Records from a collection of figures
-- start --

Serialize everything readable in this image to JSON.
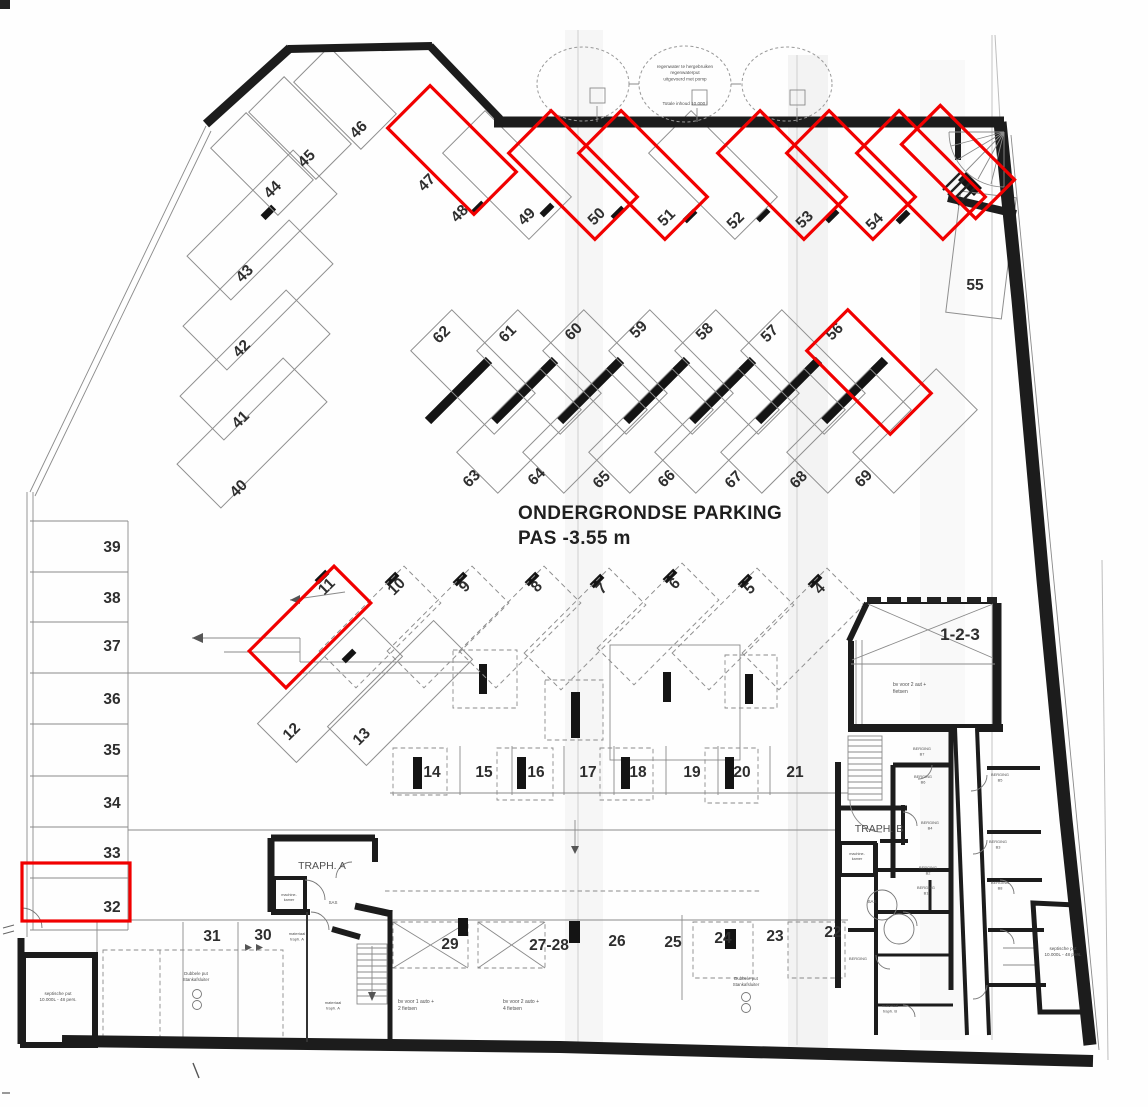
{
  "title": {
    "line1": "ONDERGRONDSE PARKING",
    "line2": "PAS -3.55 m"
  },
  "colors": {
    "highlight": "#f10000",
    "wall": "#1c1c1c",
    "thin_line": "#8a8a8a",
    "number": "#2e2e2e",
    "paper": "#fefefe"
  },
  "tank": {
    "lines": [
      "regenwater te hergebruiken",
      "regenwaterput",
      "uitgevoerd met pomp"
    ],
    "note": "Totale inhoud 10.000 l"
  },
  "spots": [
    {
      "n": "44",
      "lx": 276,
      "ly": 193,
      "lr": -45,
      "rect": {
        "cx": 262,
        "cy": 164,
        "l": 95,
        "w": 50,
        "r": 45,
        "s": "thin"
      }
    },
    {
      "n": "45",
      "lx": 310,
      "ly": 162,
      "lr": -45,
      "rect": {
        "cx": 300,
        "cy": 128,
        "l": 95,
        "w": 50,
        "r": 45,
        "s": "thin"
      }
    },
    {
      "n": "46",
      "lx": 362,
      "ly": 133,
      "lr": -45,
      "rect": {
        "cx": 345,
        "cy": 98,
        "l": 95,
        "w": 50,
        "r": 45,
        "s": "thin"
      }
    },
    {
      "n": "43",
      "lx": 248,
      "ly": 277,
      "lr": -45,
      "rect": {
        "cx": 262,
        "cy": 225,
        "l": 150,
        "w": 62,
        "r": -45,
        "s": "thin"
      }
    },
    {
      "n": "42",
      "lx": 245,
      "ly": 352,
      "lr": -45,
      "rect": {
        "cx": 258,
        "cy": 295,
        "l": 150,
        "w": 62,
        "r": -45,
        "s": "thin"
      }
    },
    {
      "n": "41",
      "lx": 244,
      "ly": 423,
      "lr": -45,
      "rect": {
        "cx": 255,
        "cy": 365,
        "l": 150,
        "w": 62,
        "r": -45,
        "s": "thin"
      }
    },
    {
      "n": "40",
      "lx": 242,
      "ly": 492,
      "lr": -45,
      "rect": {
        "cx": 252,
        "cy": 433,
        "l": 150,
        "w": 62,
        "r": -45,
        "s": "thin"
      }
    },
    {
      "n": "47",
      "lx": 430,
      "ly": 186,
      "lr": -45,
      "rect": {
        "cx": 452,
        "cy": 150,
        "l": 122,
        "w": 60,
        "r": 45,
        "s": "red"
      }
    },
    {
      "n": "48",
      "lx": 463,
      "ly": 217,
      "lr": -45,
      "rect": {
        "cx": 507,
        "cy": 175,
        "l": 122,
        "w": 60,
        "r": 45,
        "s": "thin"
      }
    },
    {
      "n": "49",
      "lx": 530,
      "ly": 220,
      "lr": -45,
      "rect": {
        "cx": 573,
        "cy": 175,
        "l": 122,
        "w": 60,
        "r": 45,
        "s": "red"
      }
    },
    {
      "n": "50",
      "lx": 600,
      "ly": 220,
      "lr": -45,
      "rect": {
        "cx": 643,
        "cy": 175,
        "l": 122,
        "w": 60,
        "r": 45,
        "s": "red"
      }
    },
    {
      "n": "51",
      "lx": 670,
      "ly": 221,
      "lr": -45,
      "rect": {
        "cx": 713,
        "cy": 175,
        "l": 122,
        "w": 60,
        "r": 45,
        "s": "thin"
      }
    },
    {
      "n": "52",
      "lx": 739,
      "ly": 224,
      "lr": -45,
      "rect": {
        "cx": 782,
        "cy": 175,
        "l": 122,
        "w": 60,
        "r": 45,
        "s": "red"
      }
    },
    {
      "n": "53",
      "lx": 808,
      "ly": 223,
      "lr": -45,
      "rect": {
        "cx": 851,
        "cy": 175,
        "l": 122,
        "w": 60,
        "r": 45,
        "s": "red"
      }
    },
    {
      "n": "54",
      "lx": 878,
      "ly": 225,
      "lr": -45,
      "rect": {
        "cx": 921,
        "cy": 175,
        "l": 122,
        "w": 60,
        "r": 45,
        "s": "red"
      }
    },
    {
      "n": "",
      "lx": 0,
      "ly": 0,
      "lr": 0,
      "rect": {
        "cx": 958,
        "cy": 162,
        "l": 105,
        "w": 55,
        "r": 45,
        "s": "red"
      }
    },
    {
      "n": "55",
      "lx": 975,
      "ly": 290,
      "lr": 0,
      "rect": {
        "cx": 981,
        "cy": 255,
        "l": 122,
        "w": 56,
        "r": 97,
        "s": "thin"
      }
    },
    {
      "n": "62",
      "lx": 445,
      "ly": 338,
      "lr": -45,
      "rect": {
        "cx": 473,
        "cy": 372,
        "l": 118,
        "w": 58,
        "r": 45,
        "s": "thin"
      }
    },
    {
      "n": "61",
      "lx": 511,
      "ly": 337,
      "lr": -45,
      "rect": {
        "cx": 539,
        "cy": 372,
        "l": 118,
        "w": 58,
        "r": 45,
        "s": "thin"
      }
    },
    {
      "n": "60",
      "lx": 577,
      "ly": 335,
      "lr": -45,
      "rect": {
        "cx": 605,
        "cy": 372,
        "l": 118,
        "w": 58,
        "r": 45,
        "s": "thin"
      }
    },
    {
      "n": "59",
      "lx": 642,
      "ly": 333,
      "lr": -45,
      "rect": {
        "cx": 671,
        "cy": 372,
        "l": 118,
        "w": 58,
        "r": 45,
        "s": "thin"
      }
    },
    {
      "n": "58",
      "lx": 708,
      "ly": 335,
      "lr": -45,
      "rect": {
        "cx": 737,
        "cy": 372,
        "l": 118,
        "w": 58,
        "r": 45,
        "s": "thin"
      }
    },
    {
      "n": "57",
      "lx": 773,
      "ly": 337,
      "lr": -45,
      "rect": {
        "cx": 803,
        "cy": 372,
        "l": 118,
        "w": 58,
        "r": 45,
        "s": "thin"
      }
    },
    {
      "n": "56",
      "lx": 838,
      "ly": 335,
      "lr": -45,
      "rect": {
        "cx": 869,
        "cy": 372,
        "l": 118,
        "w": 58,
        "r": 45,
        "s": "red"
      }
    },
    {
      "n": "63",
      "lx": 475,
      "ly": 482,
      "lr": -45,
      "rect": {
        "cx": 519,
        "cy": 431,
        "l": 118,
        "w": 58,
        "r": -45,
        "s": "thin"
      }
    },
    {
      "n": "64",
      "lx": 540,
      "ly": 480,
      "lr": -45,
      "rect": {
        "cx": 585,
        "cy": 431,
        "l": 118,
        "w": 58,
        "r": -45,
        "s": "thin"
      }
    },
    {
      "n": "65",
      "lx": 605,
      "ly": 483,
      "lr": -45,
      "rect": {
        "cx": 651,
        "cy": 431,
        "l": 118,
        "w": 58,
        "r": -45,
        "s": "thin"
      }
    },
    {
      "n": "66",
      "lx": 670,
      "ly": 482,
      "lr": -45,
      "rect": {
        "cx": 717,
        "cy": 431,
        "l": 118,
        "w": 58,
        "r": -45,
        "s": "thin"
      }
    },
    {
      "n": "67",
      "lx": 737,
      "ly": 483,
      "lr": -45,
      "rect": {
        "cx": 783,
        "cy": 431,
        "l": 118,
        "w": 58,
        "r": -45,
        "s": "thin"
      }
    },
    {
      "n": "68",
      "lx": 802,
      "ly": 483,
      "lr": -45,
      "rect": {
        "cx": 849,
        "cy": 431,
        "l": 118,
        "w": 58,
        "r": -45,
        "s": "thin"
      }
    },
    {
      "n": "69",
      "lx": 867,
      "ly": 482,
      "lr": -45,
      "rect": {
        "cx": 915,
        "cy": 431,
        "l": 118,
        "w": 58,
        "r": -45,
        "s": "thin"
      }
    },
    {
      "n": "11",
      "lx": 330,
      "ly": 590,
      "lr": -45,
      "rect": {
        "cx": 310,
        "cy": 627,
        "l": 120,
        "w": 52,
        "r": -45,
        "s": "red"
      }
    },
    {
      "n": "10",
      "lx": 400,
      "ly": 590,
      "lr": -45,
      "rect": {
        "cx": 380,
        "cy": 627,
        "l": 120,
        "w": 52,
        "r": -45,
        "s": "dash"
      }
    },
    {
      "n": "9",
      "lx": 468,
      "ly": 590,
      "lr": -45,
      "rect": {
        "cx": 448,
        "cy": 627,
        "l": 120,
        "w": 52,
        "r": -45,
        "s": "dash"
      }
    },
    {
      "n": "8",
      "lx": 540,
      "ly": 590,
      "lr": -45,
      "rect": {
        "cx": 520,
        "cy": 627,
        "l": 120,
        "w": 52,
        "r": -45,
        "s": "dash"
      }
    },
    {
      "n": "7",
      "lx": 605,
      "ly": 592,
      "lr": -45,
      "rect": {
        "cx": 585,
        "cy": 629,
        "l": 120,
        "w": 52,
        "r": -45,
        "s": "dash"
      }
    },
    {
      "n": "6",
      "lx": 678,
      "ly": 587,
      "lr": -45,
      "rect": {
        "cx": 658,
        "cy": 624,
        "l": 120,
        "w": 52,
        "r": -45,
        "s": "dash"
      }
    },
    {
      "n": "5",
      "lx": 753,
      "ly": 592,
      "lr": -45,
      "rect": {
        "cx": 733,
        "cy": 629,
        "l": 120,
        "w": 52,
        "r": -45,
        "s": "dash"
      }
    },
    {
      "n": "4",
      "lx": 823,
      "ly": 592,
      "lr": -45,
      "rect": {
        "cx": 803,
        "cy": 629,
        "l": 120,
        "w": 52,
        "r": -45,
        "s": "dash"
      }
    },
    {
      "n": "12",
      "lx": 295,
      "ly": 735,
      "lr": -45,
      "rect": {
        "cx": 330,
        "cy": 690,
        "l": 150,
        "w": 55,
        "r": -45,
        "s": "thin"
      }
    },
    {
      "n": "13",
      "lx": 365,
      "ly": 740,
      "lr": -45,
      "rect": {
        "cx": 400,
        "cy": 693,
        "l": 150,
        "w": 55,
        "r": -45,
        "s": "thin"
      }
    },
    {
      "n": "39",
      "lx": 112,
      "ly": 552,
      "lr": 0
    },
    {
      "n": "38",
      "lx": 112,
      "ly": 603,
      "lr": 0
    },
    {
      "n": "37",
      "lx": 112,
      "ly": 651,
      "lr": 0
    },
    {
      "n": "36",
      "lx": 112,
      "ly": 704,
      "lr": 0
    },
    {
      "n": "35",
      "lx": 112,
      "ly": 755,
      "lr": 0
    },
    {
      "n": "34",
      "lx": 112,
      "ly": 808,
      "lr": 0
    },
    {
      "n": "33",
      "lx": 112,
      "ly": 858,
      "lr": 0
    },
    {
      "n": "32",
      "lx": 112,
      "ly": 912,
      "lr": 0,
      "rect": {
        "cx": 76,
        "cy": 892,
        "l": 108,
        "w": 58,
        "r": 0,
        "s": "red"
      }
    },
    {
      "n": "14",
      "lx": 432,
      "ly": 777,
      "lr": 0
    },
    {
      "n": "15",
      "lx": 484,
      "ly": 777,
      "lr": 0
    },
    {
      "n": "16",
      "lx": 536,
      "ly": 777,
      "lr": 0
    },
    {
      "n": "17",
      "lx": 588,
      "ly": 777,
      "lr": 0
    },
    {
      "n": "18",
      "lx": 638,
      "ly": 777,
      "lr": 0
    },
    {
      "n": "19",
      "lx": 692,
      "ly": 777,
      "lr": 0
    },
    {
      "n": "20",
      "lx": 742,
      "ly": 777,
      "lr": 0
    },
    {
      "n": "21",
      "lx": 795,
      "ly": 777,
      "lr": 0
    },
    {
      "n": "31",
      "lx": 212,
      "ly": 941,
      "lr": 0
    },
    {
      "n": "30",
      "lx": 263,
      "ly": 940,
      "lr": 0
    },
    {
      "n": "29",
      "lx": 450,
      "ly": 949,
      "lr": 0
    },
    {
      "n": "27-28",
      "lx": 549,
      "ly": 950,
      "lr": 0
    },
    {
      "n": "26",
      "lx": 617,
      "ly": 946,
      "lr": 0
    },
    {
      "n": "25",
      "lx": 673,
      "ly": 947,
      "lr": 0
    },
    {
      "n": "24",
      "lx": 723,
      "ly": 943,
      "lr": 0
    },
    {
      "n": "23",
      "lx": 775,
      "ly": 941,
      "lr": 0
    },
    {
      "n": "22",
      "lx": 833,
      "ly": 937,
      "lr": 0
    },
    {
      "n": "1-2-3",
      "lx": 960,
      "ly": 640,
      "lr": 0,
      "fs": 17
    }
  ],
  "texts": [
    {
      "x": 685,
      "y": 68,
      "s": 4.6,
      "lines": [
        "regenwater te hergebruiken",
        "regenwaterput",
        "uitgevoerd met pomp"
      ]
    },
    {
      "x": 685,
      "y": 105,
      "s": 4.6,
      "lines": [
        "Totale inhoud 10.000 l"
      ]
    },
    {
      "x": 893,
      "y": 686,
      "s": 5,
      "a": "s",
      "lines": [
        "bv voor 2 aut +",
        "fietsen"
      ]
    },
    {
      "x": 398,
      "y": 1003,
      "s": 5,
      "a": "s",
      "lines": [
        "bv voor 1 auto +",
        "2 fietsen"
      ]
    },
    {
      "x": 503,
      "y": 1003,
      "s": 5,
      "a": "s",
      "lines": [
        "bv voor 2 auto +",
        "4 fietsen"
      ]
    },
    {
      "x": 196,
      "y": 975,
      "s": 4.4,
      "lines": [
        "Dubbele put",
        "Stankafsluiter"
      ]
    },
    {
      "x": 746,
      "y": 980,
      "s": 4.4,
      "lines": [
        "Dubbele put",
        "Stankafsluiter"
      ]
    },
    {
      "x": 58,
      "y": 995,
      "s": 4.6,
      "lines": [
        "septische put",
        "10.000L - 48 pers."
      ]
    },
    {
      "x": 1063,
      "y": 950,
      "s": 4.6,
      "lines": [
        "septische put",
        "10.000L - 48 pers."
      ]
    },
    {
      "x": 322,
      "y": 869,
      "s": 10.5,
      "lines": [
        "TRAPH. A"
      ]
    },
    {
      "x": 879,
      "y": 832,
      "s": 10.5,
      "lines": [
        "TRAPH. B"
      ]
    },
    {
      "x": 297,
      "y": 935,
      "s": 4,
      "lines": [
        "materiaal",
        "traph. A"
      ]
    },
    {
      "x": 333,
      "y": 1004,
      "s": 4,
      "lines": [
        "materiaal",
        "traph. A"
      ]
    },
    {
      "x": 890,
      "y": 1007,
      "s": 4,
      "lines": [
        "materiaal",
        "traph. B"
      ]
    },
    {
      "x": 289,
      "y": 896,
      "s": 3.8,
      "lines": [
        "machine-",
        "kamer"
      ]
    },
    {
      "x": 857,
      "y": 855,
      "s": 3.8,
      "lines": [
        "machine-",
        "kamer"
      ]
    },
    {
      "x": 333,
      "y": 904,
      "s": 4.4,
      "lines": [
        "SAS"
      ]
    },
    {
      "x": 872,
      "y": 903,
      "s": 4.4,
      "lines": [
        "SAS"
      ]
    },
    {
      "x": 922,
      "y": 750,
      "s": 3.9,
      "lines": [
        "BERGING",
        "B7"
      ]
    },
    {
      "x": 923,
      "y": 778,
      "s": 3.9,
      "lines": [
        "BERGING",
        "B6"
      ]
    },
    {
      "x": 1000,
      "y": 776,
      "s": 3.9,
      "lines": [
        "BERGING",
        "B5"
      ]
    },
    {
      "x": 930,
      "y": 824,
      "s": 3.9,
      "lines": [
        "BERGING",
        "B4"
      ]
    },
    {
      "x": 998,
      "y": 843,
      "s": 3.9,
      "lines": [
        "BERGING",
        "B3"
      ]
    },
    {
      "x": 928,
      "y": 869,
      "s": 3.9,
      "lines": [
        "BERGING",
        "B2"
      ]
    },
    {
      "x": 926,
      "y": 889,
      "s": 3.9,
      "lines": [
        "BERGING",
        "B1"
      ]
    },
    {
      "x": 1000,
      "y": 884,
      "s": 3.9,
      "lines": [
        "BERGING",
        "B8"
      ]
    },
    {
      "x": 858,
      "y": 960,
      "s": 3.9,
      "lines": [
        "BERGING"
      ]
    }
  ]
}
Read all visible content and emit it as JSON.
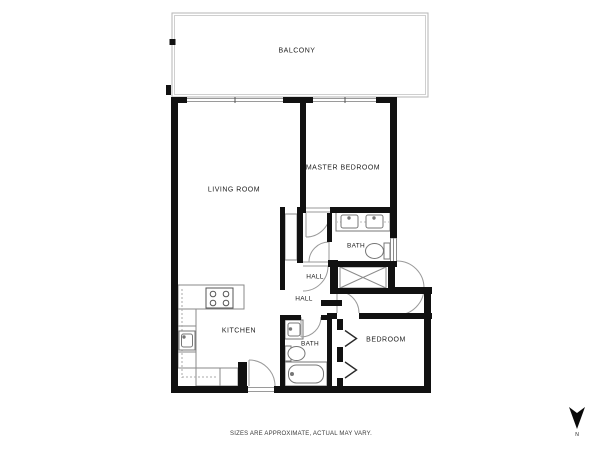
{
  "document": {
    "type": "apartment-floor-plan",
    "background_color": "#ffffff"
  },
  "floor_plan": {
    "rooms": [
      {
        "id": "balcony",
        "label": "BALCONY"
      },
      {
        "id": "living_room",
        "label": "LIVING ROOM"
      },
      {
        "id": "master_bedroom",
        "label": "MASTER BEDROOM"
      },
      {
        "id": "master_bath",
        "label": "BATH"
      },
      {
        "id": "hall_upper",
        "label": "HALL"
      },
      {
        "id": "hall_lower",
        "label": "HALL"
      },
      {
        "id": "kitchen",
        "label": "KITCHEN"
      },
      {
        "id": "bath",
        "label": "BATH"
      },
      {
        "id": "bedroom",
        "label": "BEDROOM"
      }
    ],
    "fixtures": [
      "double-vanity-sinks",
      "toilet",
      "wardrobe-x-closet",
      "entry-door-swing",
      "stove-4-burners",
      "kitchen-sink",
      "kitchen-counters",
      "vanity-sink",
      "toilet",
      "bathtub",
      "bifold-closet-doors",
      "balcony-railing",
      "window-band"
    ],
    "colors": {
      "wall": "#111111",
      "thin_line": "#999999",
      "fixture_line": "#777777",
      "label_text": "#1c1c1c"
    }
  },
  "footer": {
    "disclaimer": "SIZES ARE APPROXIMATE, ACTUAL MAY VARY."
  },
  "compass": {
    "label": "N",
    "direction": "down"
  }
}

-- end --

> **WRITTEN PROBLEM**
Everything from the line with "Read all visible content and emit it as JSON." through the final line of the records above should be written out exactly, minus the pictures.

> **TASK RESULT**
Read all visible content and emit it as JSON.
{
  "document": {
    "type": "apartment-floor-plan",
    "background_color": "#ffffff"
  },
  "floor_plan": {
    "rooms": [
      {
        "id": "balcony",
        "label": "BALCONY"
      },
      {
        "id": "living_room",
        "label": "LIVING ROOM"
      },
      {
        "id": "master_bedroom",
        "label": "MASTER BEDROOM"
      },
      {
        "id": "master_bath",
        "label": "BATH"
      },
      {
        "id": "hall_upper",
        "label": "HALL"
      },
      {
        "id": "hall_lower",
        "label": "HALL"
      },
      {
        "id": "kitchen",
        "label": "KITCHEN"
      },
      {
        "id": "bath",
        "label": "BATH"
      },
      {
        "id": "bedroom",
        "label": "BEDROOM"
      }
    ],
    "fixtures": [
      "double-vanity-sinks",
      "toilet",
      "wardrobe-x-closet",
      "entry-door-swing",
      "stove-4-burners",
      "kitchen-sink",
      "kitchen-counters",
      "vanity-sink",
      "toilet",
      "bathtub",
      "bifold-closet-doors",
      "balcony-railing",
      "window-band"
    ],
    "colors": {
      "wall": "#111111",
      "thin_line": "#999999",
      "fixture_line": "#777777",
      "label_text": "#1c1c1c"
    }
  },
  "footer": {
    "disclaimer": "SIZES ARE APPROXIMATE, ACTUAL MAY VARY."
  },
  "compass": {
    "label": "N",
    "direction": "down"
  }
}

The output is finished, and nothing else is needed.